What you have to do
Please output the lines verbatim, beginning at the first line of the block and stopping after the line that contains "pie-slice xyxy=(299,264,383,497)".

[A block of data]

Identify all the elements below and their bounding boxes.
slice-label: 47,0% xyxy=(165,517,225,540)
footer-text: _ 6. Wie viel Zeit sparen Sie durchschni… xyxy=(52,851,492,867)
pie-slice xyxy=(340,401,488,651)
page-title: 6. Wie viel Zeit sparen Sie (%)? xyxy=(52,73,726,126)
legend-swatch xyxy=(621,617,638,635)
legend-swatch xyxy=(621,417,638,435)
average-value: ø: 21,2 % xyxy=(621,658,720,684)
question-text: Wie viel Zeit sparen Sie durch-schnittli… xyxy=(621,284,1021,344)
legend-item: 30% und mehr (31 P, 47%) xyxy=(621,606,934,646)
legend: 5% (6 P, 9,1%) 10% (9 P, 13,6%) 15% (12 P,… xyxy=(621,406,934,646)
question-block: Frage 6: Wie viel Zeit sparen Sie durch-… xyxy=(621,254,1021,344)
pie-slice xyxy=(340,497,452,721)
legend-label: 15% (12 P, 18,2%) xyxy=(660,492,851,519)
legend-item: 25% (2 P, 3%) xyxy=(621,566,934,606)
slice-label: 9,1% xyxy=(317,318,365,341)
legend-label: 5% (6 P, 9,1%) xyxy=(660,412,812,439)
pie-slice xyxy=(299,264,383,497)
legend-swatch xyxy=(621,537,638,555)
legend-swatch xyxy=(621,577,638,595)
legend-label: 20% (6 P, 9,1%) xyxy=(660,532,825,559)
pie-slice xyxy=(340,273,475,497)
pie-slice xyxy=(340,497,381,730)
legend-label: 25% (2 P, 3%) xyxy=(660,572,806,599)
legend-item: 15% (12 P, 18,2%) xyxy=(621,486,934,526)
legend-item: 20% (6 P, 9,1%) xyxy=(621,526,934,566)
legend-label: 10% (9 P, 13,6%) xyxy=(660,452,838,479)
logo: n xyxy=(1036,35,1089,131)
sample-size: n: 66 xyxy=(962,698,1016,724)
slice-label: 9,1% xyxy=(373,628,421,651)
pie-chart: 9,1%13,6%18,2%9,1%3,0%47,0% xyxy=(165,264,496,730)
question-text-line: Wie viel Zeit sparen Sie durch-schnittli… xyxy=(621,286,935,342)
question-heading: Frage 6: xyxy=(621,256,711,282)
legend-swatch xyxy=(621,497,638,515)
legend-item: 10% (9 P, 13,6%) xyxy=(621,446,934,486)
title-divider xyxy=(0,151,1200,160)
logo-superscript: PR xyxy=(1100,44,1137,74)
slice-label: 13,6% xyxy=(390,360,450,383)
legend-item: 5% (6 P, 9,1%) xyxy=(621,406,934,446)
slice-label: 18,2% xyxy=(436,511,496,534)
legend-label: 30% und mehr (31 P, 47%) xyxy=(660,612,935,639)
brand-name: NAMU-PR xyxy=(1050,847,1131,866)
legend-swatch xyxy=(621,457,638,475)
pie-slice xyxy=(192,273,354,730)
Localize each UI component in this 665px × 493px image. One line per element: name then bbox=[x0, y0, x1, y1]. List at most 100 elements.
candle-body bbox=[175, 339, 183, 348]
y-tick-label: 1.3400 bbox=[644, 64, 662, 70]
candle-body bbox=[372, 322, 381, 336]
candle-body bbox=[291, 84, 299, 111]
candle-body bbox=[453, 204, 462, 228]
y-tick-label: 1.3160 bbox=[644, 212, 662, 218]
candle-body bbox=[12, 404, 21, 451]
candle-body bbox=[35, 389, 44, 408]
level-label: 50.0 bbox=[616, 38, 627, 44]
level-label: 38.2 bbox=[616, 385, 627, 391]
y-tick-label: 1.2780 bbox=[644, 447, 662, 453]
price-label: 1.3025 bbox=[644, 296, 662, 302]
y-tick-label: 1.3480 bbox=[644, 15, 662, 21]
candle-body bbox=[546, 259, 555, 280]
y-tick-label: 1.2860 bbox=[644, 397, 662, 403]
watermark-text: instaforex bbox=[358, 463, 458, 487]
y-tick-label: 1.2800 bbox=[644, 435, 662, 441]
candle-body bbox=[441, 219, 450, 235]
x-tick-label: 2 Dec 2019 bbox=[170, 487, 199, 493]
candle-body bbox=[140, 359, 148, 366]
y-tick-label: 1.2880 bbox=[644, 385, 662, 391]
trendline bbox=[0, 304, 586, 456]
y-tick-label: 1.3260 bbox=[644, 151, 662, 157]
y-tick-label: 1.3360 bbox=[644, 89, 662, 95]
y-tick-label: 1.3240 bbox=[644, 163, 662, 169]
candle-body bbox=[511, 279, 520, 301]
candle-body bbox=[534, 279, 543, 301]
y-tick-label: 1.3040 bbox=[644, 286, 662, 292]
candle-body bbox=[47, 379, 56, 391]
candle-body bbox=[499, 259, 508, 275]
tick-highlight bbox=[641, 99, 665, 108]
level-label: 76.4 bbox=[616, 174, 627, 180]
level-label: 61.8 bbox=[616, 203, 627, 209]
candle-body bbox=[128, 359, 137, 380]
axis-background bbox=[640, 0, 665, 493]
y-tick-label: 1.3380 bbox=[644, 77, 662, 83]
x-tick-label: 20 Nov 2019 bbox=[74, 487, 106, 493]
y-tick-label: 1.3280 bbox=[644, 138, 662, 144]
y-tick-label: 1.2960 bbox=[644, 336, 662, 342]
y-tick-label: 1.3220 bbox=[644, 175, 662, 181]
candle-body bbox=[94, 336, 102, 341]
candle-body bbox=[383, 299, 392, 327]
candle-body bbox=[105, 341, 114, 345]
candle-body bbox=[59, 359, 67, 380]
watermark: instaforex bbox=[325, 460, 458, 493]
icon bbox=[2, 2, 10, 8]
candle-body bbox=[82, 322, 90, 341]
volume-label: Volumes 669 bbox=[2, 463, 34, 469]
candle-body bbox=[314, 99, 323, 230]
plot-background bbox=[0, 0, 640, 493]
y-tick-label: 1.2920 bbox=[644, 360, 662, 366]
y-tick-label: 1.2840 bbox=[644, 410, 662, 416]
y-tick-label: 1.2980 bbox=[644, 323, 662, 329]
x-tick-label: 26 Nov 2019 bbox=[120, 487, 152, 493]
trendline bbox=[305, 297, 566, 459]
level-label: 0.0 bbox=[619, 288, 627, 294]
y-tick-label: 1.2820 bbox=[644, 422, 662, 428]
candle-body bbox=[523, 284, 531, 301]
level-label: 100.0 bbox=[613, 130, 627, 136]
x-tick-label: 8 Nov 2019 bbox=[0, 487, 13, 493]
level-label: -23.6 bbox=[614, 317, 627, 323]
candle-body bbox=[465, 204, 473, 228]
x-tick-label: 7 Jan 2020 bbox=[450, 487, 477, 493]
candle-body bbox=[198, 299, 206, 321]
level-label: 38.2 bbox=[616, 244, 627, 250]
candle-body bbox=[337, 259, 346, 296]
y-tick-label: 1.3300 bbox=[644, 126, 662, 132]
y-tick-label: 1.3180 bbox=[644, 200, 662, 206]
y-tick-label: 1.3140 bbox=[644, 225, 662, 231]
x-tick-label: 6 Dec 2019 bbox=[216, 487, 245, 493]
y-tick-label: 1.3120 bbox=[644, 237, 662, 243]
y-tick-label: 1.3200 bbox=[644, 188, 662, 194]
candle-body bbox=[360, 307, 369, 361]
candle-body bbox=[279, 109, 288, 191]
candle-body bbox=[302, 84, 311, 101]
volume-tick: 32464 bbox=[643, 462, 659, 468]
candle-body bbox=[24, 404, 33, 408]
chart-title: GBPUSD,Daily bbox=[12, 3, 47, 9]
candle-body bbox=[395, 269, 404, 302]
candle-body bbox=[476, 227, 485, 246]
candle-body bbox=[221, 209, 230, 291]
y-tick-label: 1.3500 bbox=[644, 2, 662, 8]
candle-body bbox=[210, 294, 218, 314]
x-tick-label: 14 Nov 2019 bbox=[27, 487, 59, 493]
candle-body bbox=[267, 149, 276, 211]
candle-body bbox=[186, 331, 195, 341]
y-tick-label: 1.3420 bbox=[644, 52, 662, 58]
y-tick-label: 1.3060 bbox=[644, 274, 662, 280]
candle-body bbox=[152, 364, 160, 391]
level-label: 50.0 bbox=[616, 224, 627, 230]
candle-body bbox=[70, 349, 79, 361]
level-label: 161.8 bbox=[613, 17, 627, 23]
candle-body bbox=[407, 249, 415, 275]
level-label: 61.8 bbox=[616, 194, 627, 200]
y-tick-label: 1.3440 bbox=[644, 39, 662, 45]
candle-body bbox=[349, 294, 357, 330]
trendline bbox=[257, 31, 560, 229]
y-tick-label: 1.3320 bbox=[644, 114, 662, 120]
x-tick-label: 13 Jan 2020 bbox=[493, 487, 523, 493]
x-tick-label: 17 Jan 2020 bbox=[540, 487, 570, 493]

Written reply
Identify all the elements below and their bounding boxes.
slice-label: 47,0% xyxy=(165,517,225,540)
footer-text: _ 6. Wie viel Zeit sparen Sie durchschni… xyxy=(52,851,492,867)
pie-slice xyxy=(340,401,488,651)
page-title: 6. Wie viel Zeit sparen Sie (%)? xyxy=(52,73,726,126)
legend-swatch xyxy=(621,617,638,635)
legend-swatch xyxy=(621,417,638,435)
average-value: ø: 21,2 % xyxy=(621,658,720,684)
question-text: Wie viel Zeit sparen Sie durch-schnittli… xyxy=(621,284,1021,344)
legend-item: 30% und mehr (31 P, 47%) xyxy=(621,606,934,646)
legend: 5% (6 P, 9,1%) 10% (9 P, 13,6%) 15% (12 P,… xyxy=(621,406,934,646)
question-block: Frage 6: Wie viel Zeit sparen Sie durch-… xyxy=(621,254,1021,344)
pie-slice xyxy=(340,497,452,721)
legend-label: 15% (12 P, 18,2%) xyxy=(660,492,851,519)
legend-item: 25% (2 P, 3%) xyxy=(621,566,934,606)
slice-label: 9,1% xyxy=(317,318,365,341)
legend-label: 5% (6 P, 9,1%) xyxy=(660,412,812,439)
pie-slice xyxy=(299,264,383,497)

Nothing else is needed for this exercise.